* REQUIRED WORK *
Output all the entries word for word. Omit the pictures.

** BEGIN **

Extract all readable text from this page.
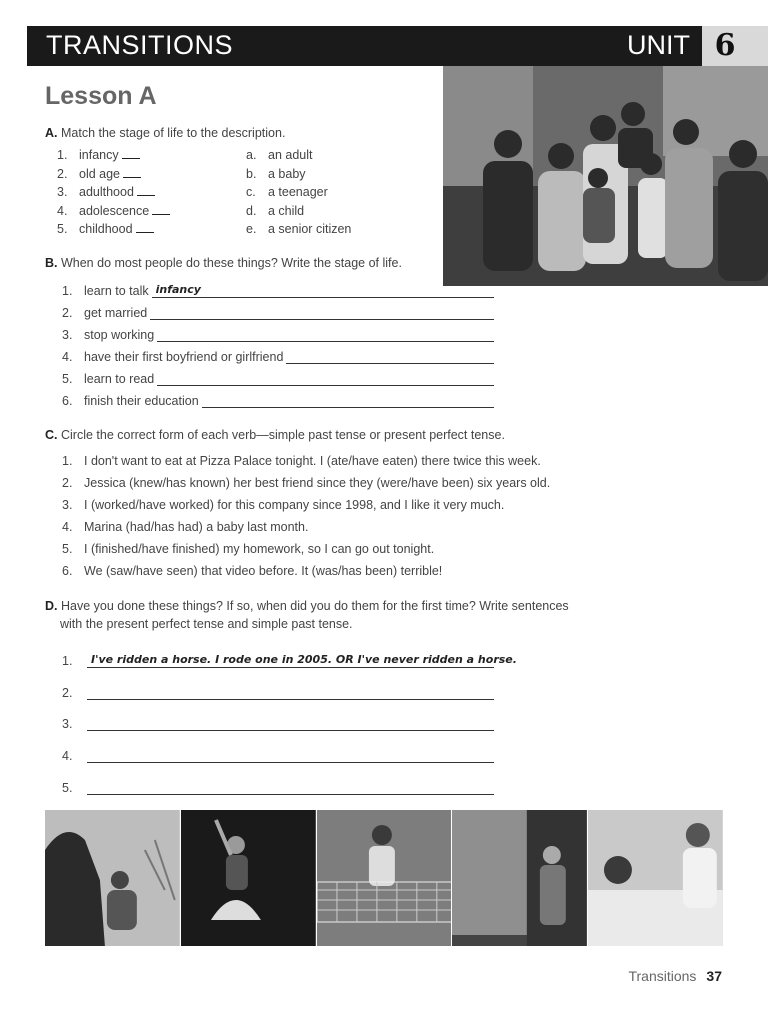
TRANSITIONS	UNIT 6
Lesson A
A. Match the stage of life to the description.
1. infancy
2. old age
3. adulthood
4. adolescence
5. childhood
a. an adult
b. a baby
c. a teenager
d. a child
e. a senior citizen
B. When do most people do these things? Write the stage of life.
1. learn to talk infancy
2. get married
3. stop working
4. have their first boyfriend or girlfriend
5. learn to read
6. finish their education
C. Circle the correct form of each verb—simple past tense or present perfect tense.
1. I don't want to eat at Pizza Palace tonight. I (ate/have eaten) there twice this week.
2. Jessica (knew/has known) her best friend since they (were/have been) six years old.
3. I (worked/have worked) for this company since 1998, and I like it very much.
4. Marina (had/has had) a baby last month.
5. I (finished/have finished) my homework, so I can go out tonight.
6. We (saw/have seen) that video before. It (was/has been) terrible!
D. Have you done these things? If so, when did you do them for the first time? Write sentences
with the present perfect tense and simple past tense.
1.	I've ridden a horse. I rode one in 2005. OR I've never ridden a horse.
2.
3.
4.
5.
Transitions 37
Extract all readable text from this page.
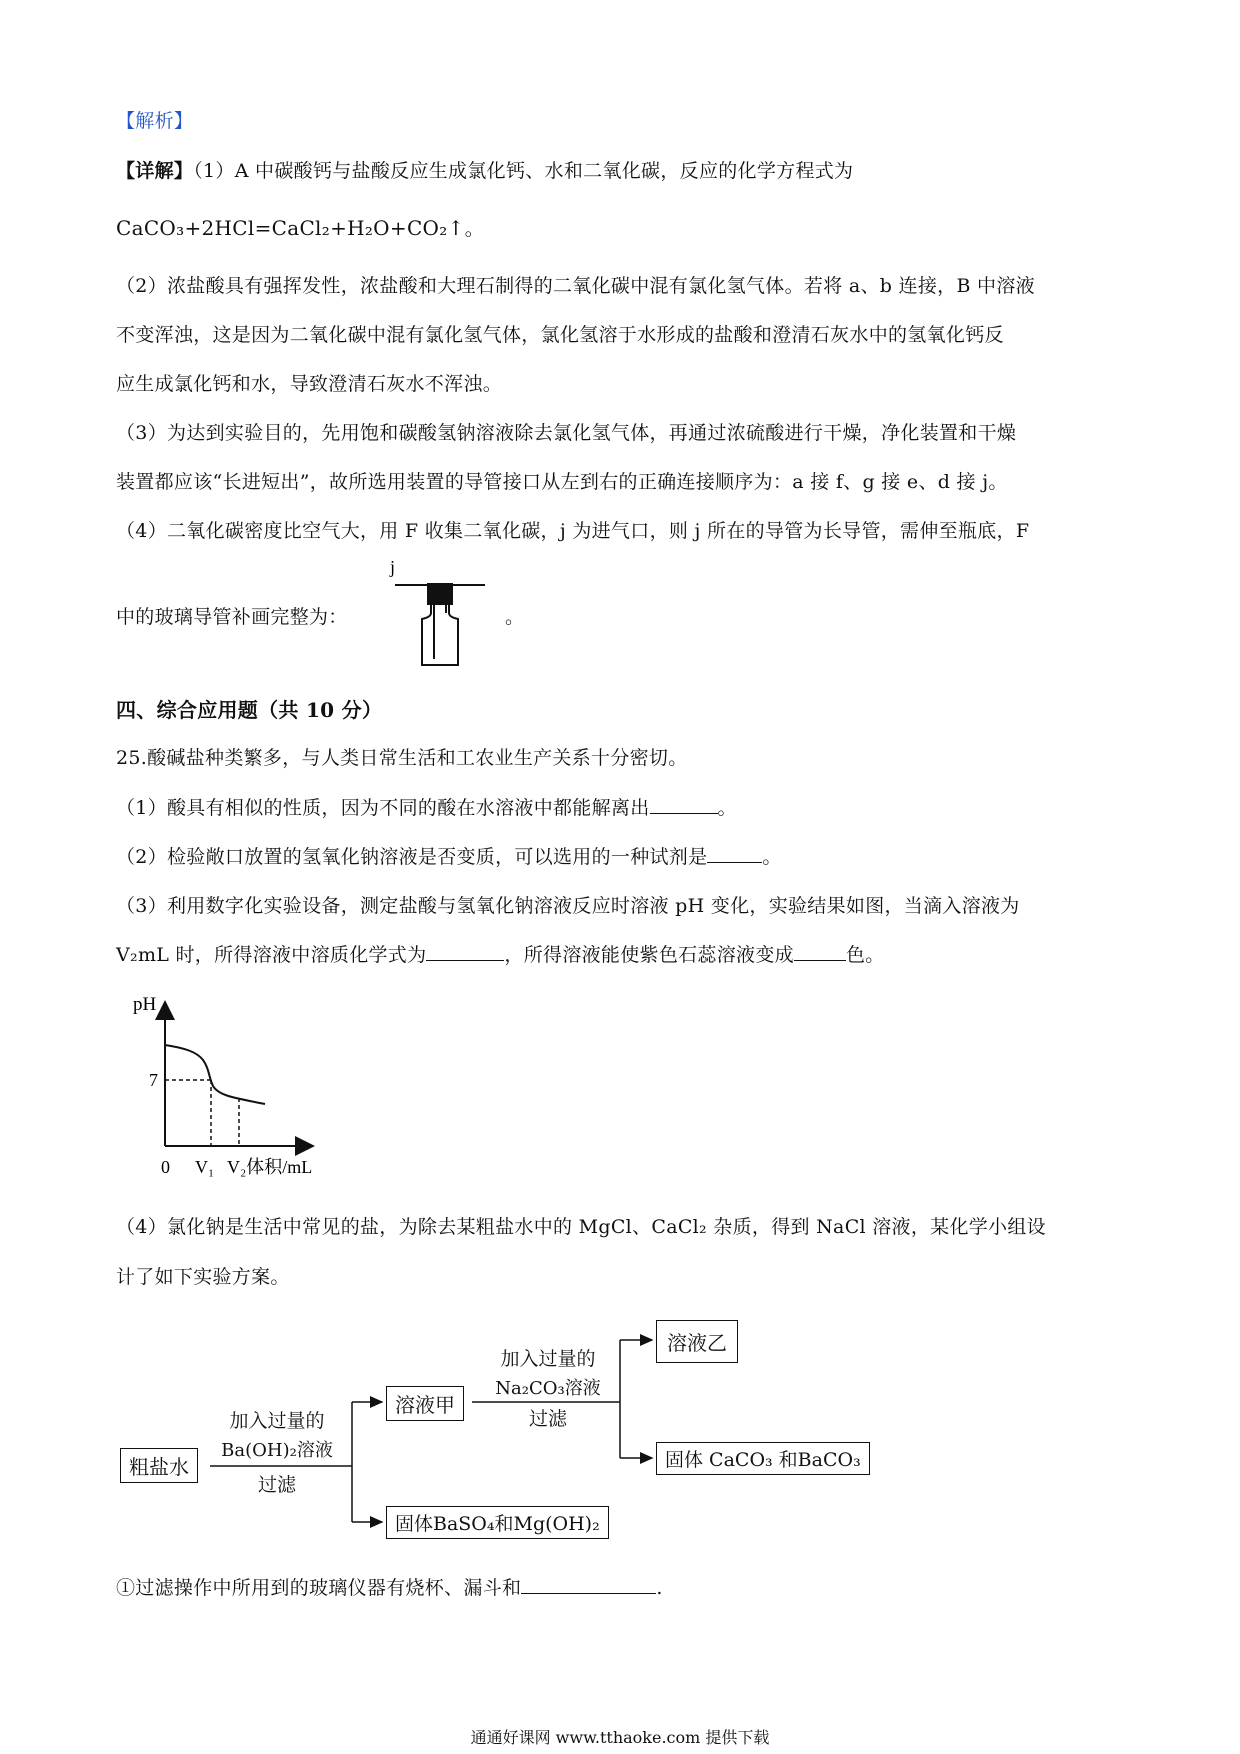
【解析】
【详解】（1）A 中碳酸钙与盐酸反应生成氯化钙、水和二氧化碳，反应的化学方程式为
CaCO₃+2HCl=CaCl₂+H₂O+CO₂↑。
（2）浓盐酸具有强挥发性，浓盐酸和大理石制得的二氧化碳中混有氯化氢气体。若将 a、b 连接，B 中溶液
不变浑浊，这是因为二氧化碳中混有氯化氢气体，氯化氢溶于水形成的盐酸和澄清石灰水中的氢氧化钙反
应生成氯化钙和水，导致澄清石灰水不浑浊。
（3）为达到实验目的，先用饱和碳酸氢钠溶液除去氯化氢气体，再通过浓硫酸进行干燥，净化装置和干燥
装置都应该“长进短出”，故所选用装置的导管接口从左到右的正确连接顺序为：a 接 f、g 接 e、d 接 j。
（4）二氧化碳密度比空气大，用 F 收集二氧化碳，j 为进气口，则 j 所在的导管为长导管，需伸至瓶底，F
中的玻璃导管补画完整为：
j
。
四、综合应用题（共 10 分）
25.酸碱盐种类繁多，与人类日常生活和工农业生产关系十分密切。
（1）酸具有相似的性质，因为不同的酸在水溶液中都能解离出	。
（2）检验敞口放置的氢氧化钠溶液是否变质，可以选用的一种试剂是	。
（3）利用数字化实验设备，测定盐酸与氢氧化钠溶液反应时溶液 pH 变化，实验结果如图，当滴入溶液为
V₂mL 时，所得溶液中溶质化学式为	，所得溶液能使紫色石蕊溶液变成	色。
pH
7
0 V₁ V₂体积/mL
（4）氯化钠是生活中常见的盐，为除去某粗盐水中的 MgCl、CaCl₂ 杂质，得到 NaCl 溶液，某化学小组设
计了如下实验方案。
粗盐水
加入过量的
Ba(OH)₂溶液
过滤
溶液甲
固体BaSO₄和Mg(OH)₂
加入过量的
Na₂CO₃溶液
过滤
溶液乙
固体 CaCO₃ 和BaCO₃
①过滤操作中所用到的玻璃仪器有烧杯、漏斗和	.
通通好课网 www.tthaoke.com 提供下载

** END **

* TASK SOLUTION *
Extract all readable text from this page.
TRANSITIONS	UNIT 6
Lesson A
A. Match the stage of life to the description.
1. infancy
2. old age
3. adulthood
4. adolescence
5. childhood
a. an adult
b. a baby
c. a teenager
d. a child
e. a senior citizen
B. When do most people do these things? Write the stage of life.
1. learn to talk infancy
2. get married
3. stop working
4. have their first boyfriend or girlfriend
5. learn to read
6. finish their education
C. Circle the correct form of each verb—simple past tense or present perfect tense.
1. I don't want to eat at Pizza Palace tonight. I (ate/have eaten) there twice this week.
2. Jessica (knew/has known) her best friend since they (were/have been) six years old.
3. I (worked/have worked) for this company since 1998, and I like it very much.
4. Marina (had/has had) a baby last month.
5. I (finished/have finished) my homework, so I can go out tonight.
6. We (saw/have seen) that video before. It (was/has been) terrible!
D. Have you done these things? If so, when did you do them for the first time? Write sentences
with the present perfect tense and simple past tense.
1.	I've ridden a horse. I rode one in 2005. OR I've never ridden a horse.
2.
3.
4.
5.
Transitions 37
Extract all readable text from this page.
【解析】
【详解】（1）A 中碳酸钙与盐酸反应生成氯化钙、水和二氧化碳，反应的化学方程式为
CaCO₃+2HCl=CaCl₂+H₂O+CO₂↑。
（2）浓盐酸具有强挥发性，浓盐酸和大理石制得的二氧化碳中混有氯化氢气体。若将 a、b 连接，B 中溶液
不变浑浊，这是因为二氧化碳中混有氯化氢气体，氯化氢溶于水形成的盐酸和澄清石灰水中的氢氧化钙反
应生成氯化钙和水，导致澄清石灰水不浑浊。
（3）为达到实验目的，先用饱和碳酸氢钠溶液除去氯化氢气体，再通过浓硫酸进行干燥，净化装置和干燥
装置都应该“长进短出”，故所选用装置的导管接口从左到右的正确连接顺序为：a 接 f、g 接 e、d 接 j。
（4）二氧化碳密度比空气大，用 F 收集二氧化碳，j 为进气口，则 j 所在的导管为长导管，需伸至瓶底，F
中的玻璃导管补画完整为：
j
。
四、综合应用题（共 10 分）
25.酸碱盐种类繁多，与人类日常生活和工农业生产关系十分密切。
（1）酸具有相似的性质，因为不同的酸在水溶液中都能解离出	。
（2）检验敞口放置的氢氧化钠溶液是否变质，可以选用的一种试剂是	。
（3）利用数字化实验设备，测定盐酸与氢氧化钠溶液反应时溶液 pH 变化，实验结果如图，当滴入溶液为
V₂mL 时，所得溶液中溶质化学式为	，所得溶液能使紫色石蕊溶液变成	色。
pH
7
0 V₁ V₂体积/mL
（4）氯化钠是生活中常见的盐，为除去某粗盐水中的 MgCl、CaCl₂ 杂质，得到 NaCl 溶液，某化学小组设
计了如下实验方案。
粗盐水
加入过量的
Ba(OH)₂溶液
过滤
溶液甲
固体BaSO₄和Mg(OH)₂
加入过量的
Na₂CO₃溶液
过滤
溶液乙
固体 CaCO₃ 和BaCO₃
①过滤操作中所用到的玻璃仪器有烧杯、漏斗和	.
通通好课网 www.tthaoke.com 提供下载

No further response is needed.